Task inputs –
- - - - -

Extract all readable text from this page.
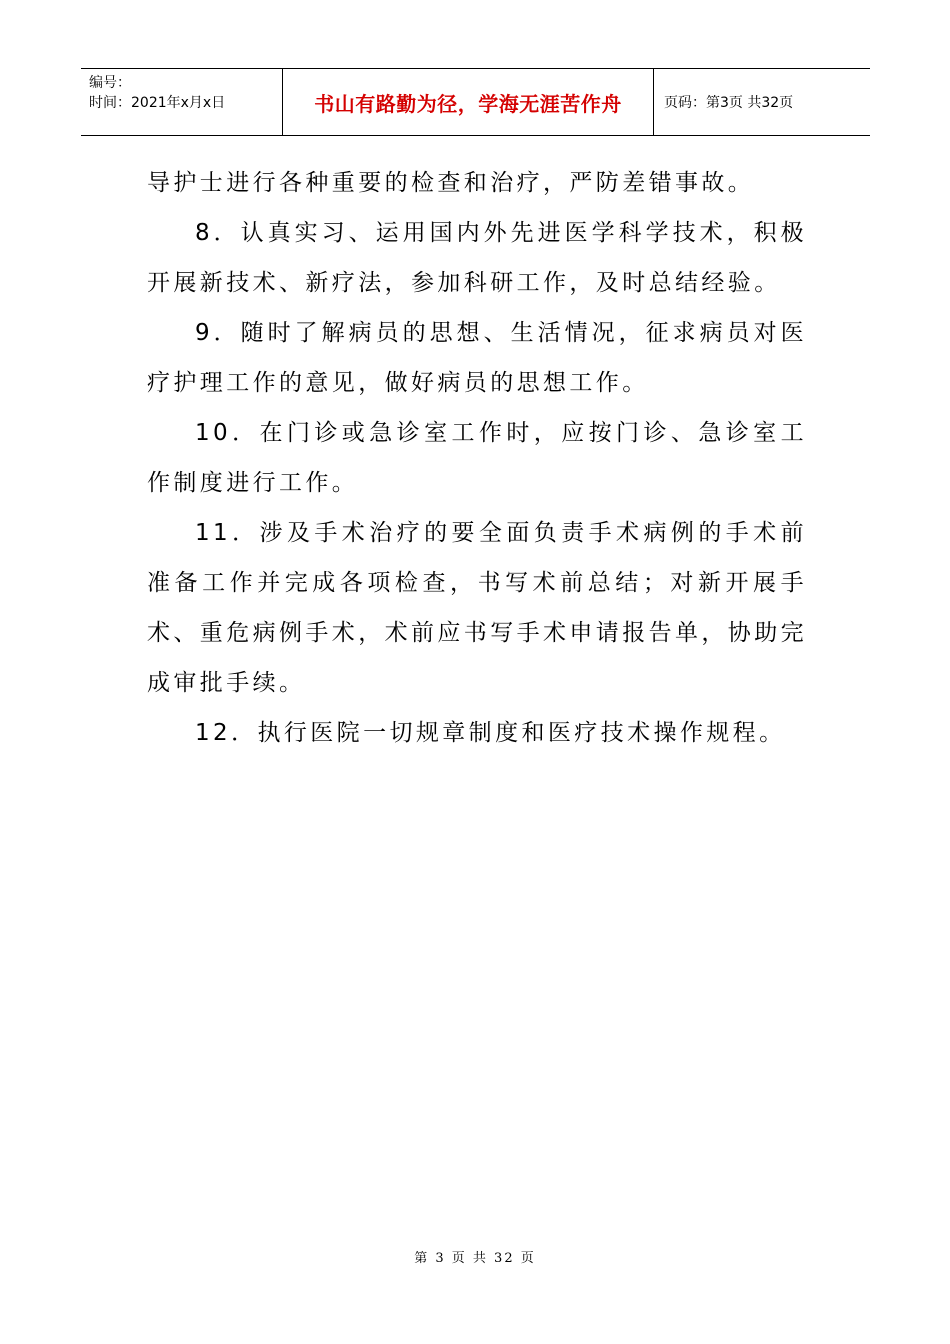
编号：
时间：2021年x月x日	书山有路勤为径，学海无涯苦作舟	页码：第3页 共32页

导护士进行各种重要的检查和治疗，严防差错事故。

8．认真实习、运用国内外先进医学科学技术，积极开展新技术、新疗法，参加科研工作，及时总结经验。

9．随时了解病员的思想、生活情况，征求病员对医疗护理工作的意见，做好病员的思想工作。

10．在门诊或急诊室工作时，应按门诊、急诊室工作制度进行工作。

11．涉及手术治疗的要全面负责手术病例的手术前准备工作并完成各项检查，书写术前总结；对新开展手术、重危病例手术，术前应书写手术申请报告单，协助完成审批手续。

12．执行医院一切规章制度和医疗技术操作规程。

第 3 页 共 32 页
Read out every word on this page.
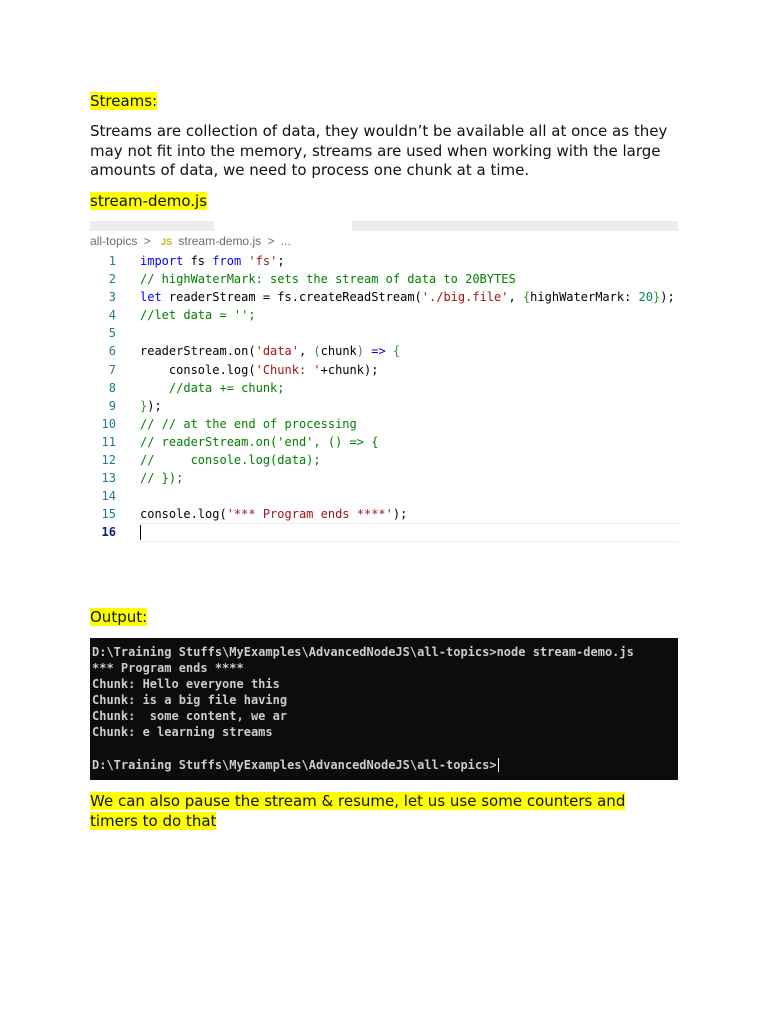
Streams:
Streams are collection of data, they wouldn’t be available all at once as they
may not fit into the memory, streams are used when working with the large
amounts of data, we need to process one chunk at a time.
stream-demo.js
all-topics > JS stream-demo.js > ...
1 import fs from 'fs';
2 // highWaterMark: sets the stream of data to 20BYTES
3 let readerStream = fs.createReadStream('./big.file', {highWaterMark: 20});
4 //let data = '';
5
6 readerStream.on('data', (chunk) => {
7    console.log('Chunk: '+chunk);
8	//data += chunk;
9 });
10 // // at the end of processing
11 // readerStream.on('end', () => {
12 //     console.log(data);
13 // });
14
15 console.log('*** Program ends ****');
16
Output:
D:\Training Stuffs\MyExamples\AdvancedNodeJS\all-topics>node stream-demo.js
*** Program ends ****
Chunk: Hello everyone this
Chunk: is a big file having
Chunk:  some content, we ar
Chunk: e learning streams
D:\Training Stuffs\MyExamples\AdvancedNodeJS\all-topics>
We can also pause the stream & resume, let us use some counters and
timers to do that
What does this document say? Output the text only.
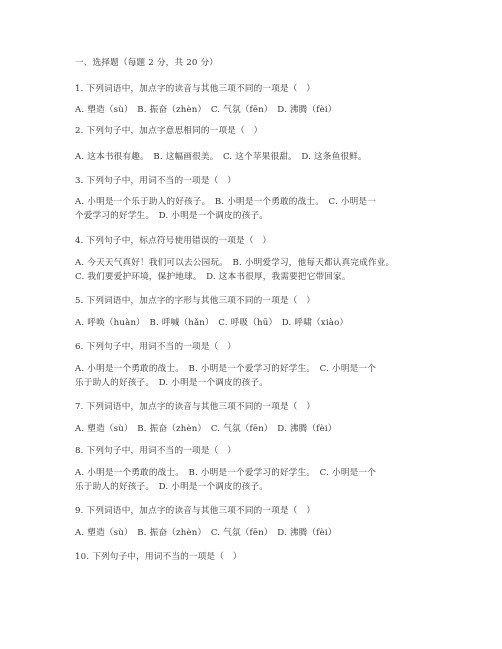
一、选择题（每题 2 分，共 20 分）
1. 下列词语中，加点字的读音与其他三项不同的一项是（　）
A. 塑造（sù）　B. 振奋（zhèn）　C. 气氛（fēn）　D. 沸腾（fèi）
2. 下列句子中，加点字意思相同的一项是（　）
A. 这本书很有趣。　B. 这幅画很美。　C. 这个苹果很甜。　D. 这条鱼很鲜。
3. 下列句子中，用词不当的一项是（　）
A. 小明是一个乐于助人的好孩子。　B. 小明是一个勇敢的战士。　C. 小明是一
个爱学习的好学生。　D. 小明是一个调皮的孩子。
4. 下列句子中，标点符号使用错误的一项是（　）
A. 今天天气真好！我们可以去公园玩。　B. 小明爱学习，他每天都认真完成作业。
C. 我们要爱护环境，保护地球。　D. 这本书很厚，我需要把它带回家。
5. 下列词语中，加点字的字形与其他三项不同的一项是（　）
A. 呼唤（huàn）　B. 呼喊（hǎn）　C. 呼吸（hū）　D. 呼啸（xiào）
6. 下列句子中，用词不当的一项是（　）
A. 小明是一个勇敢的战士。　B. 小明是一个爱学习的好学生。　C. 小明是一个
乐于助人的好孩子。　D. 小明是一个调皮的孩子。
7. 下列词语中，加点字的读音与其他三项不同的一项是（　）
A. 塑造（sù）　B. 振奋（zhèn）　C. 气氛（fēn）　D. 沸腾（fèi）
8. 下列句子中，用词不当的一项是（　）
A. 小明是一个勇敢的战士。　B. 小明是一个爱学习的好学生。　C. 小明是一个
乐于助人的好孩子。　D. 小明是一个调皮的孩子。
9. 下列词语中，加点字的读音与其他三项不同的一项是（　）
A. 塑造（sù）　B. 振奋（zhèn）　C. 气氛（fēn）　D. 沸腾（fèi）
10. 下列句子中，用词不当的一项是（　）
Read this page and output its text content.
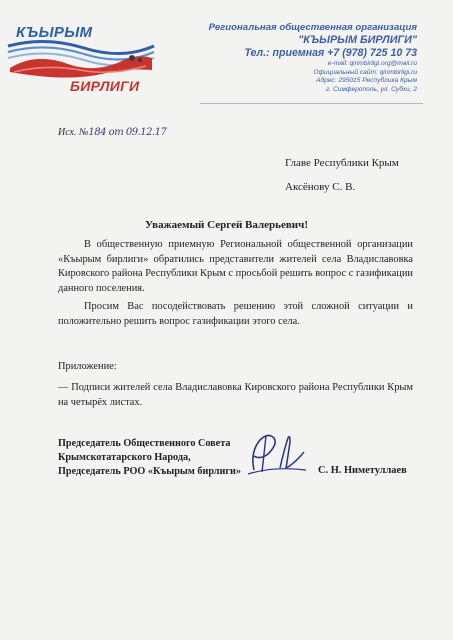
КЪЫРЫМ
БИРЛИГИ
Региональная общественная организация
"КЪЫРЫМ БИРЛИГИ"
Тел.: приемная +7 (978) 725 10 73
e-mail: qirimbirligi.org@mail.ru
Официальный сайт: qirimbirligi.ru
Адрес: 295015 Республика Крым
г. Симферополь, ул. Субхи, 2
Исх. №184 от 09.12.17
Главе Республики Крым
Аксёнову С. В.
Уважаемый Сергей Валерьевич!

В общественную приемную Региональной общественной организации «Къырым бирлиги» обратились представители жителей села Владиславовка Кировского района Республики Крым с просьбой решить вопрос с газификации данного поселения.

Просим Вас посодействовать решению этой сложной ситуации и положительно решить вопрос газификации этого села.

Приложение:

— Подписи жителей села Владиславовка Кировского района Республики Крым на четырёх листах.

Председатель Общественного Совета
Крымскотатарского Народа,
Председатель РОО «Къырым бирлиги»	С. Н. Ниметуллаев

- - - - -

Exercise – Collect, from the material above, every line containing the word "района".

Response to the exercise –
В общественную приемную Региональной общественной организации «Къырым бирлиги» обратились представители жителей села Владиславовка Кировского района Республики Крым с просьбой решить вопрос с газификации данного поселения.
— Подписи жителей села Владиславовка Кировского района Республики Крым на четырёх листах.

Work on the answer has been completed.